— Exercise details —
Go through the material and write it all out exactly, minus the pictures.

* begin Given data *

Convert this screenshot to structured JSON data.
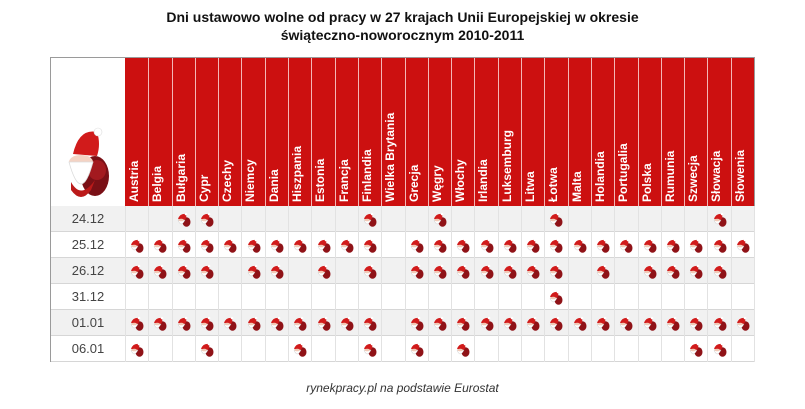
{
  "title": {
    "line1": "Dni ustawowo wolne od pracy w 27 krajach Unii Europejskiej w okresie",
    "line2": "świąteczno-noworocznym 2010-2011"
  },
  "source": "rynekpracy.pl na podstawie Eurostat",
  "colors": {
    "header": "#cc1010",
    "marker": "#c0151a",
    "hat": "#d11b1b"
  },
  "chart_data": {
    "type": "table",
    "countries": [
      "Austria",
      "Belgia",
      "Bułgaria",
      "Cypr",
      "Czechy",
      "Niemcy",
      "Dania",
      "Hiszpania",
      "Estonia",
      "Francja",
      "Finlandia",
      "Wielka Brytania",
      "Grecja",
      "Węgry",
      "Włochy",
      "Irlandia",
      "Luksemburg",
      "Litwa",
      "Łotwa",
      "Malta",
      "Holandia",
      "Portugalia",
      "Polska",
      "Rumunia",
      "Szwecja",
      "Słowacja",
      "Słowenia"
    ],
    "dates": [
      "24.12",
      "25.12",
      "26.12",
      "31.12",
      "01.01",
      "06.01"
    ],
    "holidays": [
      [
        0,
        0,
        1,
        1,
        0,
        0,
        0,
        0,
        0,
        0,
        1,
        0,
        0,
        1,
        0,
        0,
        0,
        0,
        1,
        0,
        0,
        0,
        0,
        0,
        0,
        1,
        0
      ],
      [
        1,
        1,
        1,
        1,
        1,
        1,
        1,
        1,
        1,
        1,
        1,
        0,
        1,
        1,
        1,
        1,
        1,
        1,
        1,
        1,
        1,
        1,
        1,
        1,
        1,
        1,
        1
      ],
      [
        1,
        1,
        1,
        1,
        0,
        1,
        1,
        0,
        1,
        0,
        1,
        0,
        1,
        1,
        1,
        1,
        1,
        1,
        1,
        0,
        1,
        0,
        1,
        1,
        1,
        1,
        0
      ],
      [
        0,
        0,
        0,
        0,
        0,
        0,
        0,
        0,
        0,
        0,
        0,
        0,
        0,
        0,
        0,
        0,
        0,
        0,
        1,
        0,
        0,
        0,
        0,
        0,
        0,
        0,
        0
      ],
      [
        1,
        1,
        1,
        1,
        1,
        1,
        1,
        1,
        1,
        1,
        1,
        0,
        1,
        1,
        1,
        1,
        1,
        1,
        1,
        1,
        1,
        1,
        1,
        1,
        1,
        1,
        1
      ],
      [
        1,
        0,
        0,
        1,
        0,
        0,
        0,
        1,
        0,
        0,
        1,
        0,
        1,
        0,
        1,
        0,
        0,
        0,
        0,
        0,
        0,
        0,
        0,
        0,
        1,
        1,
        0
      ]
    ]
  }
}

* end Given data *

— Finished task —
Convert this screenshot to structured JSON data.
{
  "title": {
    "line1": "Dni ustawowo wolne od pracy w 27 krajach Unii Europejskiej w okresie",
    "line2": "świąteczno-noworocznym 2010-2011"
  },
  "source": "rynekpracy.pl na podstawie Eurostat",
  "colors": {
    "header": "#cc1010",
    "marker": "#c0151a",
    "hat": "#d11b1b"
  },
  "chart_data": {
    "type": "table",
    "countries": [
      "Austria",
      "Belgia",
      "Bułgaria",
      "Cypr",
      "Czechy",
      "Niemcy",
      "Dania",
      "Hiszpania",
      "Estonia",
      "Francja",
      "Finlandia",
      "Wielka Brytania",
      "Grecja",
      "Węgry",
      "Włochy",
      "Irlandia",
      "Luksemburg",
      "Litwa",
      "Łotwa",
      "Malta",
      "Holandia",
      "Portugalia",
      "Polska",
      "Rumunia",
      "Szwecja",
      "Słowacja",
      "Słowenia"
    ],
    "dates": [
      "24.12",
      "25.12",
      "26.12",
      "31.12",
      "01.01",
      "06.01"
    ],
    "holidays": [
      [
        0,
        0,
        1,
        1,
        0,
        0,
        0,
        0,
        0,
        0,
        1,
        0,
        0,
        1,
        0,
        0,
        0,
        0,
        1,
        0,
        0,
        0,
        0,
        0,
        0,
        1,
        0
      ],
      [
        1,
        1,
        1,
        1,
        1,
        1,
        1,
        1,
        1,
        1,
        1,
        0,
        1,
        1,
        1,
        1,
        1,
        1,
        1,
        1,
        1,
        1,
        1,
        1,
        1,
        1,
        1
      ],
      [
        1,
        1,
        1,
        1,
        0,
        1,
        1,
        0,
        1,
        0,
        1,
        0,
        1,
        1,
        1,
        1,
        1,
        1,
        1,
        0,
        1,
        0,
        1,
        1,
        1,
        1,
        0
      ],
      [
        0,
        0,
        0,
        0,
        0,
        0,
        0,
        0,
        0,
        0,
        0,
        0,
        0,
        0,
        0,
        0,
        0,
        0,
        1,
        0,
        0,
        0,
        0,
        0,
        0,
        0,
        0
      ],
      [
        1,
        1,
        1,
        1,
        1,
        1,
        1,
        1,
        1,
        1,
        1,
        0,
        1,
        1,
        1,
        1,
        1,
        1,
        1,
        1,
        1,
        1,
        1,
        1,
        1,
        1,
        1
      ],
      [
        1,
        0,
        0,
        1,
        0,
        0,
        0,
        1,
        0,
        0,
        1,
        0,
        1,
        0,
        1,
        0,
        0,
        0,
        0,
        0,
        0,
        0,
        0,
        0,
        1,
        1,
        0
      ]
    ]
  }
}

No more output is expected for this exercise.